The task: Reproduce the entries word for word, and omit any picture you find in them.

Input for this task:
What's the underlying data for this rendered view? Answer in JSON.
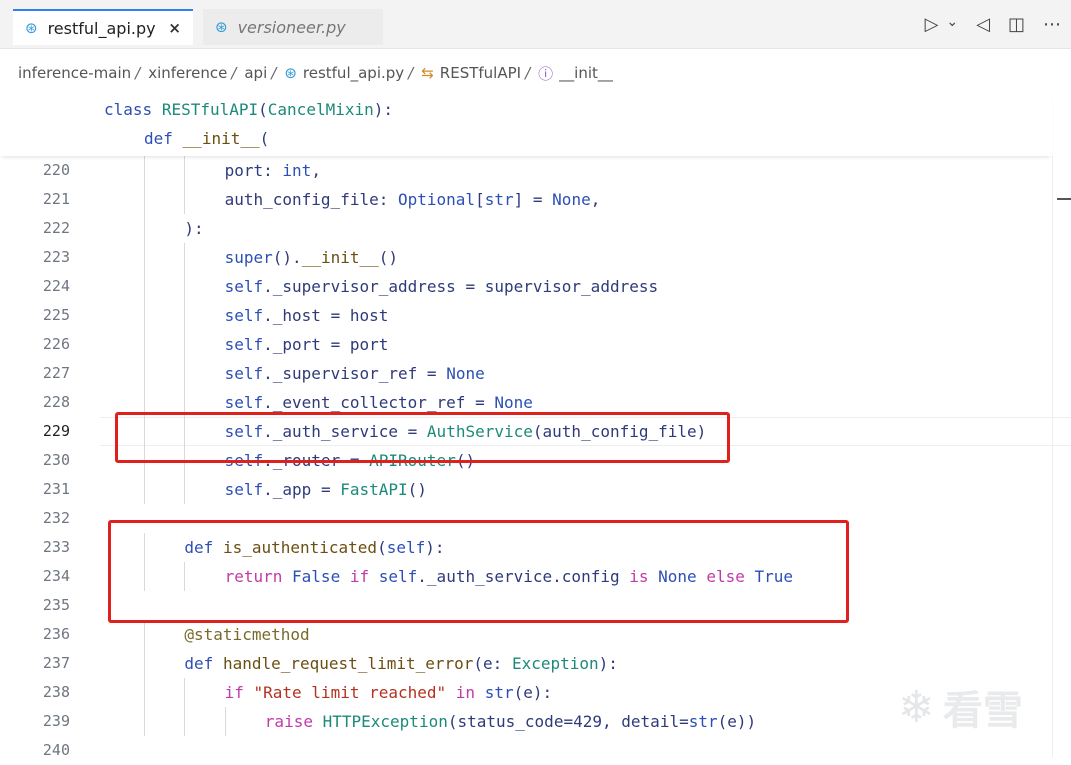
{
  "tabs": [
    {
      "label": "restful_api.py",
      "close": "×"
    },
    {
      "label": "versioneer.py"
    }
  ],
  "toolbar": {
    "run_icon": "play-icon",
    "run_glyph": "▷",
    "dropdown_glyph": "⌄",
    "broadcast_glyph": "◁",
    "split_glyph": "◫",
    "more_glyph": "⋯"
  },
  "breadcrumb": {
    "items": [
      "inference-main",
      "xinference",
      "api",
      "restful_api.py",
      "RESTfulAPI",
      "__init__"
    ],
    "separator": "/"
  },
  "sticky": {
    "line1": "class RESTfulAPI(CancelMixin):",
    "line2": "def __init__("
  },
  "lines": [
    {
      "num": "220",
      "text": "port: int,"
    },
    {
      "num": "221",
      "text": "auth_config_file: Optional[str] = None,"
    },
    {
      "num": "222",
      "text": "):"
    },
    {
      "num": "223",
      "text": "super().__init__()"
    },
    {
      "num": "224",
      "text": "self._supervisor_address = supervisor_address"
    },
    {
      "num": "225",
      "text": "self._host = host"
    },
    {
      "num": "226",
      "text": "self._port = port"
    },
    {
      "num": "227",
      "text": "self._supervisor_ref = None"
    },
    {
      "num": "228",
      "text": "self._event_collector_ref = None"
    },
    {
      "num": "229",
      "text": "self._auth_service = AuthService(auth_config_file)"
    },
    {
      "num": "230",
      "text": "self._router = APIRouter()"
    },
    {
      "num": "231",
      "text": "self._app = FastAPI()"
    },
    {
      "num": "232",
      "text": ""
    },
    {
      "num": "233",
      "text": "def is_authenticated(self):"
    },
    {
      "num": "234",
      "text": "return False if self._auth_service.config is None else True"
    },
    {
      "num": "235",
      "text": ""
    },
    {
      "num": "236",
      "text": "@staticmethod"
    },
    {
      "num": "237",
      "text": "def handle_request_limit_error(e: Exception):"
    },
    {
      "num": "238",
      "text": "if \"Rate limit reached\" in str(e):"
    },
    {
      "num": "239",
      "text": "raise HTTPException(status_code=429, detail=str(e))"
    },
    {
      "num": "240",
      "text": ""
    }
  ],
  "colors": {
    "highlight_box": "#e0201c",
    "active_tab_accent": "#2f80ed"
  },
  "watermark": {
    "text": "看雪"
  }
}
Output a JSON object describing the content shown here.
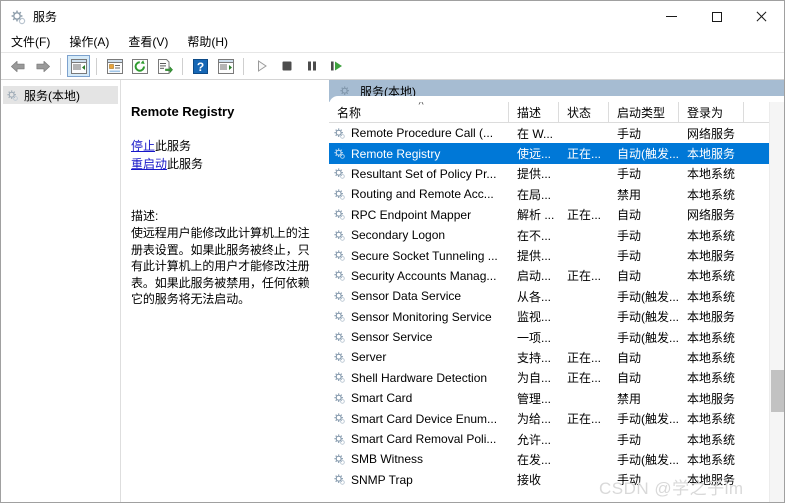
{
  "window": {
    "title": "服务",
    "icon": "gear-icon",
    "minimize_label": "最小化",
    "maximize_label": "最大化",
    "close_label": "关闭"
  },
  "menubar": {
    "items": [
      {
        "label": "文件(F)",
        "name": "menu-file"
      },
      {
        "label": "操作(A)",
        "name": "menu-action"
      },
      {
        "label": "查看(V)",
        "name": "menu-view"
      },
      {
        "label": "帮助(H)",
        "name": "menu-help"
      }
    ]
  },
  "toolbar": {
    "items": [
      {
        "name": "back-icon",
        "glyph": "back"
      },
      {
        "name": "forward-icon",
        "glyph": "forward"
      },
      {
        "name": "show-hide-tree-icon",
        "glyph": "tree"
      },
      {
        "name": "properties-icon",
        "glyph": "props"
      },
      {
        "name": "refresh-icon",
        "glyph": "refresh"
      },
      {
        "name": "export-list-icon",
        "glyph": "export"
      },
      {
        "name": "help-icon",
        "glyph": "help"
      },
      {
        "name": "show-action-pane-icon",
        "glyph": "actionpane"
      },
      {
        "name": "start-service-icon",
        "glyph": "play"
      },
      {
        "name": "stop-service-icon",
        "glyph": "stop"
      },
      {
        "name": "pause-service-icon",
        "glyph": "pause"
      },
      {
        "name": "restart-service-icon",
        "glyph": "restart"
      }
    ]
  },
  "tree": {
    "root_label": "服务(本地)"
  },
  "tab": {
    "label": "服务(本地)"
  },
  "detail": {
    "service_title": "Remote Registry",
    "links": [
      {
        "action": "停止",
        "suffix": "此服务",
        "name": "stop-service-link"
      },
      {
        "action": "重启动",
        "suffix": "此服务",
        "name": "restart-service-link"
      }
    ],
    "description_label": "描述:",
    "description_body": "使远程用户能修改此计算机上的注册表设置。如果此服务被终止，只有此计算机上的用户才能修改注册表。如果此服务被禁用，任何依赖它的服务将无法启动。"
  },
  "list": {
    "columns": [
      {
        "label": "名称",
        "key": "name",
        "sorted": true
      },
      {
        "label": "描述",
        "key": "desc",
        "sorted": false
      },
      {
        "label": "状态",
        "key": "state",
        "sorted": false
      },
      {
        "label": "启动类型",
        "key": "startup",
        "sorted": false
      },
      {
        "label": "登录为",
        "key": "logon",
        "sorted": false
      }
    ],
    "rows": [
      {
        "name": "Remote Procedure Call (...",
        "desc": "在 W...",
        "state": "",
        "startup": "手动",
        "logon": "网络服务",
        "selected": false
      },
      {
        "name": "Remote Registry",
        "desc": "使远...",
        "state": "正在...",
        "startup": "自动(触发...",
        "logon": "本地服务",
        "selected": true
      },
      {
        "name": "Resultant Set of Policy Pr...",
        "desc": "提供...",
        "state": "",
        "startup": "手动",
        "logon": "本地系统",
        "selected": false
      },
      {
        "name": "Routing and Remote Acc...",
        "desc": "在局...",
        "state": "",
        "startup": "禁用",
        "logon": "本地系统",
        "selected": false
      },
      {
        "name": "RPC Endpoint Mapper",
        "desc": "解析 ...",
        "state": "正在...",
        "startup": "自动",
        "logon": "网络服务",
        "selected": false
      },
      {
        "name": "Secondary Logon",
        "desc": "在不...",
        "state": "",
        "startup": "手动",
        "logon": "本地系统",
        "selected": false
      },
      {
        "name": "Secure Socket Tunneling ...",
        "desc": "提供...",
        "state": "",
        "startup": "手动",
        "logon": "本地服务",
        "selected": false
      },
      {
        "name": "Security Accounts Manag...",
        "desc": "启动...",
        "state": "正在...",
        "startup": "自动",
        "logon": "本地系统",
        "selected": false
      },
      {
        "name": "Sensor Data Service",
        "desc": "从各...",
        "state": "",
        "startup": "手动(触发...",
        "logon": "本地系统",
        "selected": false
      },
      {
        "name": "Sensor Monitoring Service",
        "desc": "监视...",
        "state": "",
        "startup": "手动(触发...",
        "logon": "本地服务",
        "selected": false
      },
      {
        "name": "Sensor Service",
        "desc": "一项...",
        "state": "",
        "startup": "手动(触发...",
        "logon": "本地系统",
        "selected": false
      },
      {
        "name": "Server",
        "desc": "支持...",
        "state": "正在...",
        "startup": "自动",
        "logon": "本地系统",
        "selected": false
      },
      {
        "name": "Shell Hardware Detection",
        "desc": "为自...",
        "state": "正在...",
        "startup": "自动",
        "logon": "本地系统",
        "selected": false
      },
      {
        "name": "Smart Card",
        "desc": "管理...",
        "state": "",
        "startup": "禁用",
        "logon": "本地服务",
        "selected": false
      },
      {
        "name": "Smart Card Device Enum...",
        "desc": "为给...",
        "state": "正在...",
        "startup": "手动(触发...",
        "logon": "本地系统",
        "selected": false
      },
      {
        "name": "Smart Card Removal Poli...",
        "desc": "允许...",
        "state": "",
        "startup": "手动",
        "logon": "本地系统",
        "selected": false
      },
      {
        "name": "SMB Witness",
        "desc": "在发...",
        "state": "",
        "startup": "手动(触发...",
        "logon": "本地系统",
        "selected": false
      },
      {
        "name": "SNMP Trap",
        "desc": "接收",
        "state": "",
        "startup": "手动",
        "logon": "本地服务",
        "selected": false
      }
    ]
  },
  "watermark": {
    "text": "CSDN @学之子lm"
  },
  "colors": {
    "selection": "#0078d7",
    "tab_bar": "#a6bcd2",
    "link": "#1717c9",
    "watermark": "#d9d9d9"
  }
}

Response to the exercise:
What's the underlying data for this rendered view? Answer in JSON.
{
  "tabs": [
    {
      "label": "restful_api.py",
      "close": "×"
    },
    {
      "label": "versioneer.py"
    }
  ],
  "toolbar": {
    "run_icon": "play-icon",
    "run_glyph": "▷",
    "dropdown_glyph": "⌄",
    "broadcast_glyph": "◁",
    "split_glyph": "◫",
    "more_glyph": "⋯"
  },
  "breadcrumb": {
    "items": [
      "inference-main",
      "xinference",
      "api",
      "restful_api.py",
      "RESTfulAPI",
      "__init__"
    ],
    "separator": "/"
  },
  "sticky": {
    "line1": "class RESTfulAPI(CancelMixin):",
    "line2": "def __init__("
  },
  "lines": [
    {
      "num": "220",
      "text": "port: int,"
    },
    {
      "num": "221",
      "text": "auth_config_file: Optional[str] = None,"
    },
    {
      "num": "222",
      "text": "):"
    },
    {
      "num": "223",
      "text": "super().__init__()"
    },
    {
      "num": "224",
      "text": "self._supervisor_address = supervisor_address"
    },
    {
      "num": "225",
      "text": "self._host = host"
    },
    {
      "num": "226",
      "text": "self._port = port"
    },
    {
      "num": "227",
      "text": "self._supervisor_ref = None"
    },
    {
      "num": "228",
      "text": "self._event_collector_ref = None"
    },
    {
      "num": "229",
      "text": "self._auth_service = AuthService(auth_config_file)"
    },
    {
      "num": "230",
      "text": "self._router = APIRouter()"
    },
    {
      "num": "231",
      "text": "self._app = FastAPI()"
    },
    {
      "num": "232",
      "text": ""
    },
    {
      "num": "233",
      "text": "def is_authenticated(self):"
    },
    {
      "num": "234",
      "text": "return False if self._auth_service.config is None else True"
    },
    {
      "num": "235",
      "text": ""
    },
    {
      "num": "236",
      "text": "@staticmethod"
    },
    {
      "num": "237",
      "text": "def handle_request_limit_error(e: Exception):"
    },
    {
      "num": "238",
      "text": "if \"Rate limit reached\" in str(e):"
    },
    {
      "num": "239",
      "text": "raise HTTPException(status_code=429, detail=str(e))"
    },
    {
      "num": "240",
      "text": ""
    }
  ],
  "colors": {
    "highlight_box": "#e0201c",
    "active_tab_accent": "#2f80ed"
  },
  "watermark": {
    "text": "看雪"
  }
}
Output a JSON object describing the content shown here.
{
  "window": {
    "title": "服务",
    "icon": "gear-icon",
    "minimize_label": "最小化",
    "maximize_label": "最大化",
    "close_label": "关闭"
  },
  "menubar": {
    "items": [
      {
        "label": "文件(F)",
        "name": "menu-file"
      },
      {
        "label": "操作(A)",
        "name": "menu-action"
      },
      {
        "label": "查看(V)",
        "name": "menu-view"
      },
      {
        "label": "帮助(H)",
        "name": "menu-help"
      }
    ]
  },
  "toolbar": {
    "items": [
      {
        "name": "back-icon",
        "glyph": "back"
      },
      {
        "name": "forward-icon",
        "glyph": "forward"
      },
      {
        "name": "show-hide-tree-icon",
        "glyph": "tree"
      },
      {
        "name": "properties-icon",
        "glyph": "props"
      },
      {
        "name": "refresh-icon",
        "glyph": "refresh"
      },
      {
        "name": "export-list-icon",
        "glyph": "export"
      },
      {
        "name": "help-icon",
        "glyph": "help"
      },
      {
        "name": "show-action-pane-icon",
        "glyph": "actionpane"
      },
      {
        "name": "start-service-icon",
        "glyph": "play"
      },
      {
        "name": "stop-service-icon",
        "glyph": "stop"
      },
      {
        "name": "pause-service-icon",
        "glyph": "pause"
      },
      {
        "name": "restart-service-icon",
        "glyph": "restart"
      }
    ]
  },
  "tree": {
    "root_label": "服务(本地)"
  },
  "tab": {
    "label": "服务(本地)"
  },
  "detail": {
    "service_title": "Remote Registry",
    "links": [
      {
        "action": "停止",
        "suffix": "此服务",
        "name": "stop-service-link"
      },
      {
        "action": "重启动",
        "suffix": "此服务",
        "name": "restart-service-link"
      }
    ],
    "description_label": "描述:",
    "description_body": "使远程用户能修改此计算机上的注册表设置。如果此服务被终止，只有此计算机上的用户才能修改注册表。如果此服务被禁用，任何依赖它的服务将无法启动。"
  },
  "list": {
    "columns": [
      {
        "label": "名称",
        "key": "name",
        "sorted": true
      },
      {
        "label": "描述",
        "key": "desc",
        "sorted": false
      },
      {
        "label": "状态",
        "key": "state",
        "sorted": false
      },
      {
        "label": "启动类型",
        "key": "startup",
        "sorted": false
      },
      {
        "label": "登录为",
        "key": "logon",
        "sorted": false
      }
    ],
    "rows": [
      {
        "name": "Remote Procedure Call (...",
        "desc": "在 W...",
        "state": "",
        "startup": "手动",
        "logon": "网络服务",
        "selected": false
      },
      {
        "name": "Remote Registry",
        "desc": "使远...",
        "state": "正在...",
        "startup": "自动(触发...",
        "logon": "本地服务",
        "selected": true
      },
      {
        "name": "Resultant Set of Policy Pr...",
        "desc": "提供...",
        "state": "",
        "startup": "手动",
        "logon": "本地系统",
        "selected": false
      },
      {
        "name": "Routing and Remote Acc...",
        "desc": "在局...",
        "state": "",
        "startup": "禁用",
        "logon": "本地系统",
        "selected": false
      },
      {
        "name": "RPC Endpoint Mapper",
        "desc": "解析 ...",
        "state": "正在...",
        "startup": "自动",
        "logon": "网络服务",
        "selected": false
      },
      {
        "name": "Secondary Logon",
        "desc": "在不...",
        "state": "",
        "startup": "手动",
        "logon": "本地系统",
        "selected": false
      },
      {
        "name": "Secure Socket Tunneling ...",
        "desc": "提供...",
        "state": "",
        "startup": "手动",
        "logon": "本地服务",
        "selected": false
      },
      {
        "name": "Security Accounts Manag...",
        "desc": "启动...",
        "state": "正在...",
        "startup": "自动",
        "logon": "本地系统",
        "selected": false
      },
      {
        "name": "Sensor Data Service",
        "desc": "从各...",
        "state": "",
        "startup": "手动(触发...",
        "logon": "本地系统",
        "selected": false
      },
      {
        "name": "Sensor Monitoring Service",
        "desc": "监视...",
        "state": "",
        "startup": "手动(触发...",
        "logon": "本地服务",
        "selected": false
      },
      {
        "name": "Sensor Service",
        "desc": "一项...",
        "state": "",
        "startup": "手动(触发...",
        "logon": "本地系统",
        "selected": false
      },
      {
        "name": "Server",
        "desc": "支持...",
        "state": "正在...",
        "startup": "自动",
        "logon": "本地系统",
        "selected": false
      },
      {
        "name": "Shell Hardware Detection",
        "desc": "为自...",
        "state": "正在...",
        "startup": "自动",
        "logon": "本地系统",
        "selected": false
      },
      {
        "name": "Smart Card",
        "desc": "管理...",
        "state": "",
        "startup": "禁用",
        "logon": "本地服务",
        "selected": false
      },
      {
        "name": "Smart Card Device Enum...",
        "desc": "为给...",
        "state": "正在...",
        "startup": "手动(触发...",
        "logon": "本地系统",
        "selected": false
      },
      {
        "name": "Smart Card Removal Poli...",
        "desc": "允许...",
        "state": "",
        "startup": "手动",
        "logon": "本地系统",
        "selected": false
      },
      {
        "name": "SMB Witness",
        "desc": "在发...",
        "state": "",
        "startup": "手动(触发...",
        "logon": "本地系统",
        "selected": false
      },
      {
        "name": "SNMP Trap",
        "desc": "接收",
        "state": "",
        "startup": "手动",
        "logon": "本地服务",
        "selected": false
      }
    ]
  },
  "watermark": {
    "text": "CSDN @学之子lm"
  },
  "colors": {
    "selection": "#0078d7",
    "tab_bar": "#a6bcd2",
    "link": "#1717c9",
    "watermark": "#d9d9d9"
  }
}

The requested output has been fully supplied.